# REQUIREMENTS
Reproduce the listing below in full and without alteration, apart from its pictures.

[Data records]
= = = =
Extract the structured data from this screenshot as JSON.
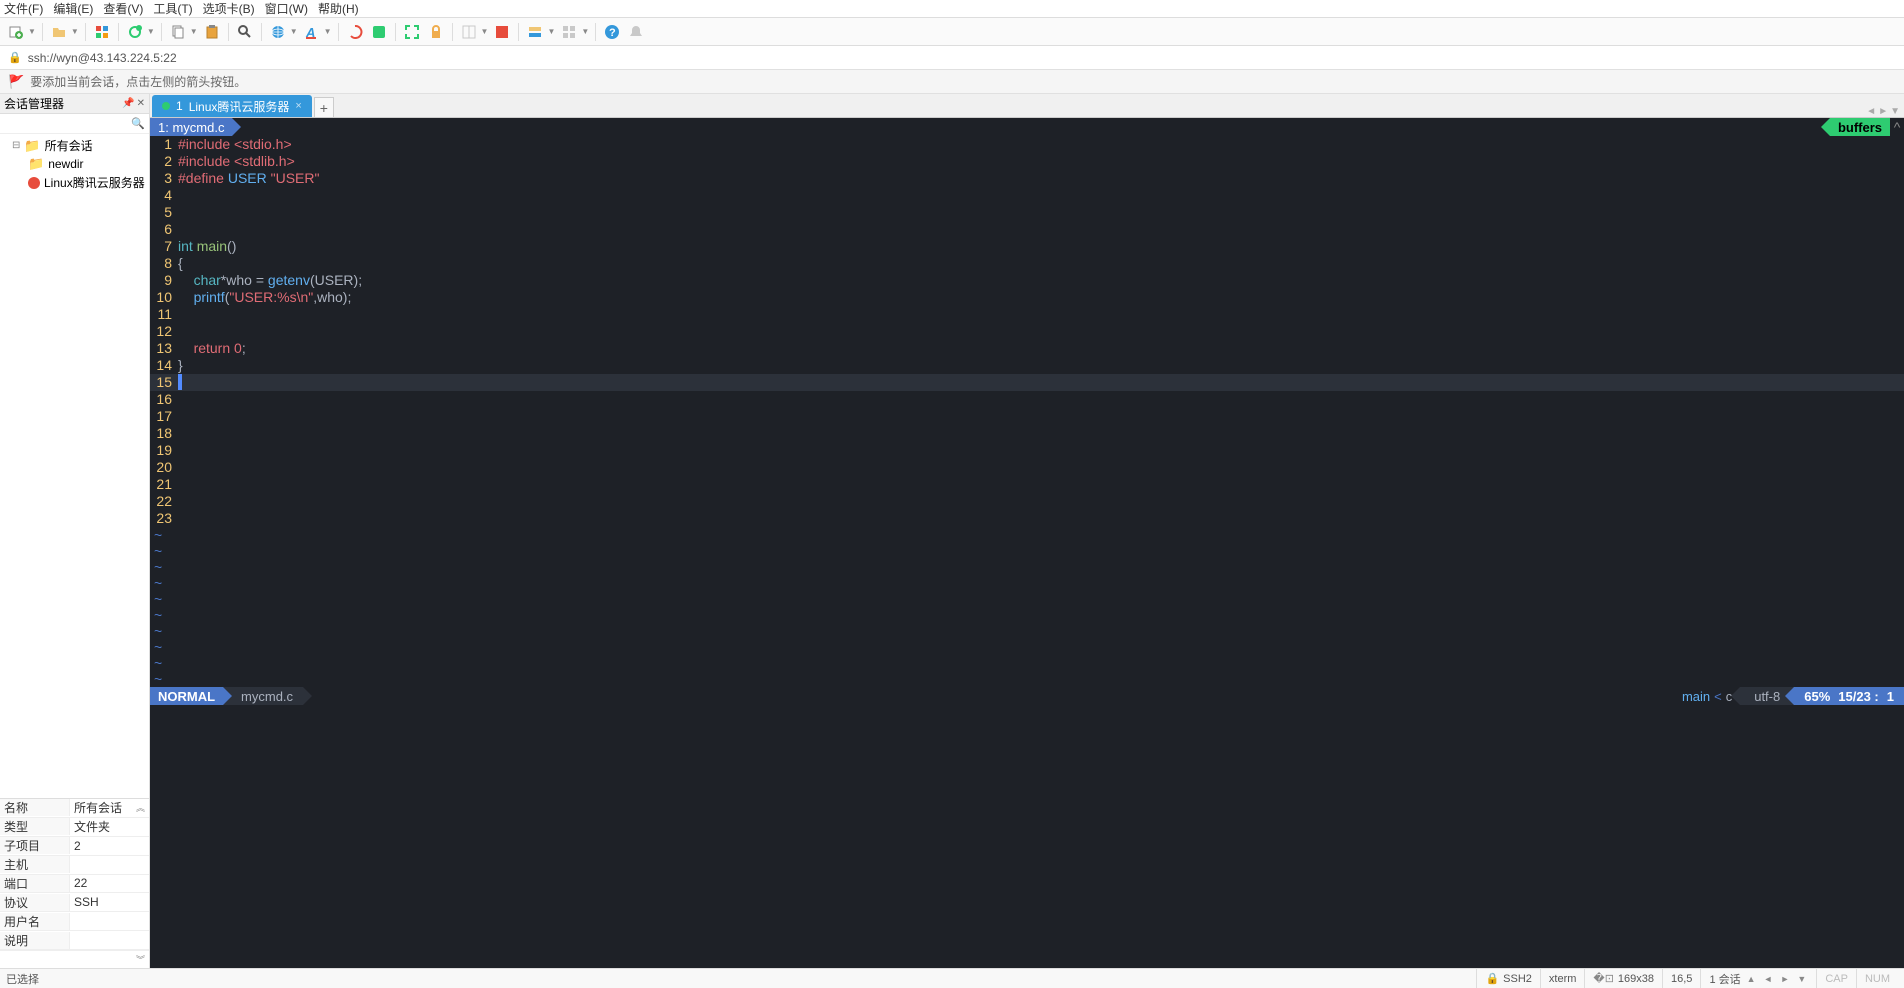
{
  "menu": [
    "文件(F)",
    "编辑(E)",
    "查看(V)",
    "工具(T)",
    "选项卡(B)",
    "窗口(W)",
    "帮助(H)"
  ],
  "address": "ssh://wyn@43.143.224.5:22",
  "infobar_text": "要添加当前会话，点击左侧的箭头按钮。",
  "sidebar": {
    "title": "会话管理器",
    "tree": [
      {
        "label": "所有会话",
        "icon": "folder",
        "indent": 0
      },
      {
        "label": "newdir",
        "icon": "folder",
        "indent": 1
      },
      {
        "label": "Linux腾讯云服务器",
        "icon": "server",
        "indent": 1
      }
    ],
    "props": [
      {
        "label": "名称",
        "value": "所有会话"
      },
      {
        "label": "类型",
        "value": "文件夹"
      },
      {
        "label": "子项目",
        "value": "2"
      },
      {
        "label": "主机",
        "value": ""
      },
      {
        "label": "端口",
        "value": "22"
      },
      {
        "label": "协议",
        "value": "SSH"
      },
      {
        "label": "用户名",
        "value": ""
      },
      {
        "label": "说明",
        "value": ""
      }
    ]
  },
  "tab": {
    "index": "1",
    "label": "Linux腾讯云服务器"
  },
  "editor": {
    "buffer_tab": "1: mycmd.c",
    "buffers_label": "buffers",
    "lines": [
      {
        "n": "1",
        "html": "<span class='c-include'>#include</span> <span class='c-header'>&lt;stdio.h&gt;</span>"
      },
      {
        "n": "2",
        "html": "<span class='c-include'>#include</span> <span class='c-header'>&lt;stdlib.h&gt;</span>"
      },
      {
        "n": "3",
        "html": "<span class='c-define'>#define</span> <span class='c-macro'>USER</span> <span class='c-string'>\"USER\"</span>"
      },
      {
        "n": "4",
        "html": ""
      },
      {
        "n": "5",
        "html": ""
      },
      {
        "n": "6",
        "html": ""
      },
      {
        "n": "7",
        "html": "<span class='c-type'>int</span> <span class='c-funcname'>main</span><span class='c-punct'>()</span>"
      },
      {
        "n": "8",
        "html": "<span class='c-punct'>{</span>"
      },
      {
        "n": "9",
        "html": "    <span class='c-type'>char</span><span class='c-punct'>*</span><span class='c-ident'>who</span> <span class='c-punct'>=</span> <span class='c-func'>getenv</span><span class='c-punct'>(</span><span class='c-ident'>USER</span><span class='c-punct'>);</span>"
      },
      {
        "n": "10",
        "html": "    <span class='c-func'>printf</span><span class='c-punct'>(</span><span class='c-string'>\"USER:%s\\n\"</span><span class='c-punct'>,</span><span class='c-ident'>who</span><span class='c-punct'>);</span>"
      },
      {
        "n": "11",
        "html": ""
      },
      {
        "n": "12",
        "html": ""
      },
      {
        "n": "13",
        "html": "    <span class='c-keyword'>return</span> <span class='c-num'>0</span><span class='c-punct'>;</span>"
      },
      {
        "n": "14",
        "html": "<span class='c-punct'>}</span>"
      },
      {
        "n": "15",
        "html": "<span class='cursor-block'>&nbsp;</span>",
        "current": true
      },
      {
        "n": "16",
        "html": ""
      },
      {
        "n": "17",
        "html": ""
      },
      {
        "n": "18",
        "html": ""
      },
      {
        "n": "19",
        "html": ""
      },
      {
        "n": "20",
        "html": ""
      },
      {
        "n": "21",
        "html": ""
      },
      {
        "n": "22",
        "html": ""
      },
      {
        "n": "23",
        "html": ""
      }
    ],
    "tilde_count": 10,
    "status": {
      "mode": "NORMAL",
      "file": "mycmd.c",
      "branch": "main",
      "filetype": "c",
      "encoding": "utf-8",
      "percent": "65%",
      "position": "15/23",
      "col": "1"
    }
  },
  "statusbar": {
    "left": "已选择",
    "proto": "SSH2",
    "term": "xterm",
    "size": "169x38",
    "cursor": "16,5",
    "sessions": "1 会话",
    "caps": "CAP",
    "num": "NUM"
  }
}
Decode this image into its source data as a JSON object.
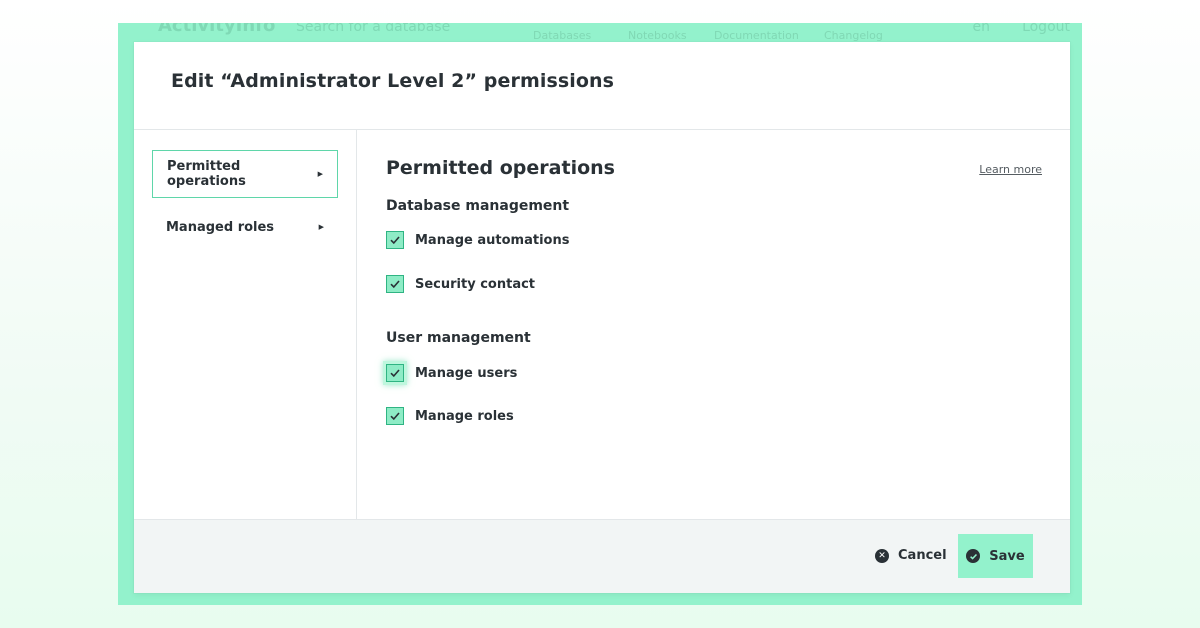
{
  "background_app": {
    "brand": "ActivityInfo",
    "search_placeholder": "Search for a database",
    "language": "en",
    "login": "Logout",
    "subnav": [
      "Databases",
      "Notebooks",
      "Documentation",
      "Changelog"
    ]
  },
  "modal": {
    "title": "Edit “Administrator Level 2” permissions",
    "sidebar": {
      "items": [
        {
          "label": "Permitted operations",
          "active": true
        },
        {
          "label": "Managed roles",
          "active": false
        }
      ]
    },
    "content": {
      "title": "Permitted operations",
      "learn_more": "Learn more",
      "groups": [
        {
          "title": "Database management",
          "items": [
            {
              "label": "Manage automations",
              "checked": true
            },
            {
              "label": "Security contact",
              "checked": true
            }
          ]
        },
        {
          "title": "User management",
          "items": [
            {
              "label": "Manage users",
              "checked": true
            },
            {
              "label": "Manage roles",
              "checked": true
            }
          ]
        }
      ]
    },
    "footer": {
      "cancel_label": "Cancel",
      "save_label": "Save"
    }
  },
  "colors": {
    "accent": "#93f2cc",
    "accent_border": "#2fb483",
    "text": "#2a3136",
    "footer_bg": "#f2f5f5"
  }
}
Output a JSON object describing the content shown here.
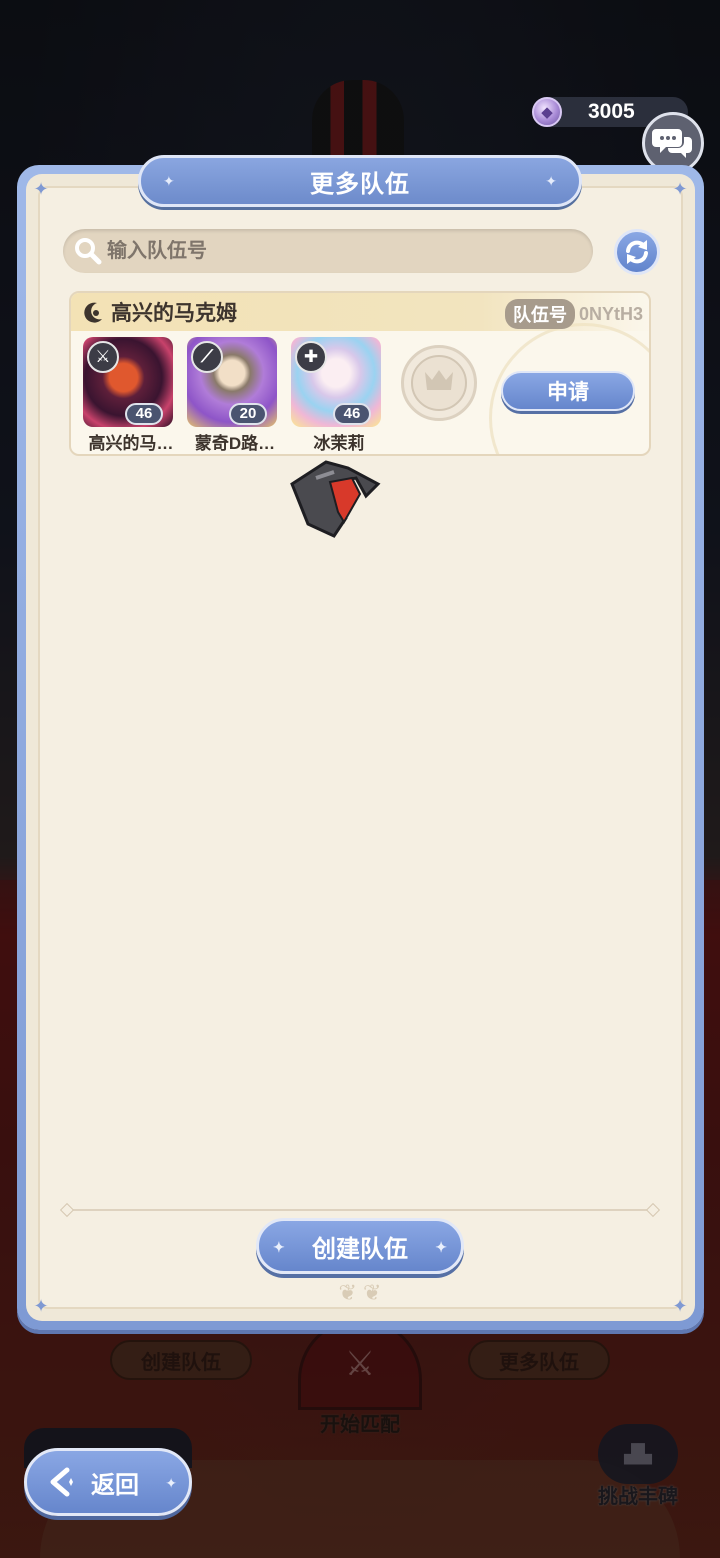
{
  "currency": {
    "value": "3005",
    "icon": "gem-icon"
  },
  "panel": {
    "title": "更多队伍",
    "search_placeholder": "输入队伍号",
    "teams": [
      {
        "leader": "高兴的马克姆",
        "team_no_label": "队伍号",
        "team_no": "0NYtH3",
        "members": [
          {
            "name": "高兴的马…",
            "level": "46",
            "class_icon": "sword-icon"
          },
          {
            "name": "蒙奇D路…",
            "level": "20",
            "class_icon": "wand-icon"
          },
          {
            "name": "冰茉莉",
            "level": "46",
            "class_icon": "cross-icon"
          }
        ],
        "apply_label": "申请"
      }
    ],
    "create_label": "创建队伍"
  },
  "background": {
    "create_team": "创建队伍",
    "more_teams": "更多队伍",
    "start_match": "开始匹配",
    "challenge_monument": "挑战丰碑"
  },
  "back_label": "返回",
  "colors": {
    "accent": "#7190d4",
    "paper": "#f5efe2",
    "card_header": "#f3e2b5"
  }
}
= = = =
# EXERCISE RESULT
Extract the structured data from this screenshot as JSON.
{
  "menu": [
    "文件(F)",
    "编辑(E)",
    "查看(V)",
    "工具(T)",
    "选项卡(B)",
    "窗口(W)",
    "帮助(H)"
  ],
  "address": "ssh://wyn@43.143.224.5:22",
  "infobar_text": "要添加当前会话，点击左侧的箭头按钮。",
  "sidebar": {
    "title": "会话管理器",
    "tree": [
      {
        "label": "所有会话",
        "icon": "folder",
        "indent": 0
      },
      {
        "label": "newdir",
        "icon": "folder",
        "indent": 1
      },
      {
        "label": "Linux腾讯云服务器",
        "icon": "server",
        "indent": 1
      }
    ],
    "props": [
      {
        "label": "名称",
        "value": "所有会话"
      },
      {
        "label": "类型",
        "value": "文件夹"
      },
      {
        "label": "子项目",
        "value": "2"
      },
      {
        "label": "主机",
        "value": ""
      },
      {
        "label": "端口",
        "value": "22"
      },
      {
        "label": "协议",
        "value": "SSH"
      },
      {
        "label": "用户名",
        "value": ""
      },
      {
        "label": "说明",
        "value": ""
      }
    ]
  },
  "tab": {
    "index": "1",
    "label": "Linux腾讯云服务器"
  },
  "editor": {
    "buffer_tab": "1: mycmd.c",
    "buffers_label": "buffers",
    "lines": [
      {
        "n": "1",
        "html": "<span class='c-include'>#include</span> <span class='c-header'>&lt;stdio.h&gt;</span>"
      },
      {
        "n": "2",
        "html": "<span class='c-include'>#include</span> <span class='c-header'>&lt;stdlib.h&gt;</span>"
      },
      {
        "n": "3",
        "html": "<span class='c-define'>#define</span> <span class='c-macro'>USER</span> <span class='c-string'>\"USER\"</span>"
      },
      {
        "n": "4",
        "html": ""
      },
      {
        "n": "5",
        "html": ""
      },
      {
        "n": "6",
        "html": ""
      },
      {
        "n": "7",
        "html": "<span class='c-type'>int</span> <span class='c-funcname'>main</span><span class='c-punct'>()</span>"
      },
      {
        "n": "8",
        "html": "<span class='c-punct'>{</span>"
      },
      {
        "n": "9",
        "html": "    <span class='c-type'>char</span><span class='c-punct'>*</span><span class='c-ident'>who</span> <span class='c-punct'>=</span> <span class='c-func'>getenv</span><span class='c-punct'>(</span><span class='c-ident'>USER</span><span class='c-punct'>);</span>"
      },
      {
        "n": "10",
        "html": "    <span class='c-func'>printf</span><span class='c-punct'>(</span><span class='c-string'>\"USER:%s\\n\"</span><span class='c-punct'>,</span><span class='c-ident'>who</span><span class='c-punct'>);</span>"
      },
      {
        "n": "11",
        "html": ""
      },
      {
        "n": "12",
        "html": ""
      },
      {
        "n": "13",
        "html": "    <span class='c-keyword'>return</span> <span class='c-num'>0</span><span class='c-punct'>;</span>"
      },
      {
        "n": "14",
        "html": "<span class='c-punct'>}</span>"
      },
      {
        "n": "15",
        "html": "<span class='cursor-block'>&nbsp;</span>",
        "current": true
      },
      {
        "n": "16",
        "html": ""
      },
      {
        "n": "17",
        "html": ""
      },
      {
        "n": "18",
        "html": ""
      },
      {
        "n": "19",
        "html": ""
      },
      {
        "n": "20",
        "html": ""
      },
      {
        "n": "21",
        "html": ""
      },
      {
        "n": "22",
        "html": ""
      },
      {
        "n": "23",
        "html": ""
      }
    ],
    "tilde_count": 10,
    "status": {
      "mode": "NORMAL",
      "file": "mycmd.c",
      "branch": "main",
      "filetype": "c",
      "encoding": "utf-8",
      "percent": "65%",
      "position": "15/23",
      "col": "1"
    }
  },
  "statusbar": {
    "left": "已选择",
    "proto": "SSH2",
    "term": "xterm",
    "size": "169x38",
    "cursor": "16,5",
    "sessions": "1 会话",
    "caps": "CAP",
    "num": "NUM"
  }
}
Decode this image into its source data as a JSON object.
{
  "background_app": {
    "brand": "ActivityInfo",
    "search_placeholder": "Search for a database",
    "language": "en",
    "login": "Logout",
    "subnav": [
      "Databases",
      "Notebooks",
      "Documentation",
      "Changelog"
    ]
  },
  "modal": {
    "title": "Edit “Administrator Level 2” permissions",
    "sidebar": {
      "items": [
        {
          "label": "Permitted operations",
          "active": true
        },
        {
          "label": "Managed roles",
          "active": false
        }
      ]
    },
    "content": {
      "title": "Permitted operations",
      "learn_more": "Learn more",
      "groups": [
        {
          "title": "Database management",
          "items": [
            {
              "label": "Manage automations",
              "checked": true
            },
            {
              "label": "Security contact",
              "checked": true
            }
          ]
        },
        {
          "title": "User management",
          "items": [
            {
              "label": "Manage users",
              "checked": true
            },
            {
              "label": "Manage roles",
              "checked": true
            }
          ]
        }
      ]
    },
    "footer": {
      "cancel_label": "Cancel",
      "save_label": "Save"
    }
  },
  "colors": {
    "accent": "#93f2cc",
    "accent_border": "#2fb483",
    "text": "#2a3136",
    "footer_bg": "#f2f5f5"
  }
}
Output a JSON object describing the content shown here.
{
  "currency": {
    "value": "3005",
    "icon": "gem-icon"
  },
  "panel": {
    "title": "更多队伍",
    "search_placeholder": "输入队伍号",
    "teams": [
      {
        "leader": "高兴的马克姆",
        "team_no_label": "队伍号",
        "team_no": "0NYtH3",
        "members": [
          {
            "name": "高兴的马…",
            "level": "46",
            "class_icon": "sword-icon"
          },
          {
            "name": "蒙奇D路…",
            "level": "20",
            "class_icon": "wand-icon"
          },
          {
            "name": "冰茉莉",
            "level": "46",
            "class_icon": "cross-icon"
          }
        ],
        "apply_label": "申请"
      }
    ],
    "create_label": "创建队伍"
  },
  "background": {
    "create_team": "创建队伍",
    "more_teams": "更多队伍",
    "start_match": "开始匹配",
    "challenge_monument": "挑战丰碑"
  },
  "back_label": "返回",
  "colors": {
    "accent": "#7190d4",
    "paper": "#f5efe2",
    "card_header": "#f3e2b5"
  }
}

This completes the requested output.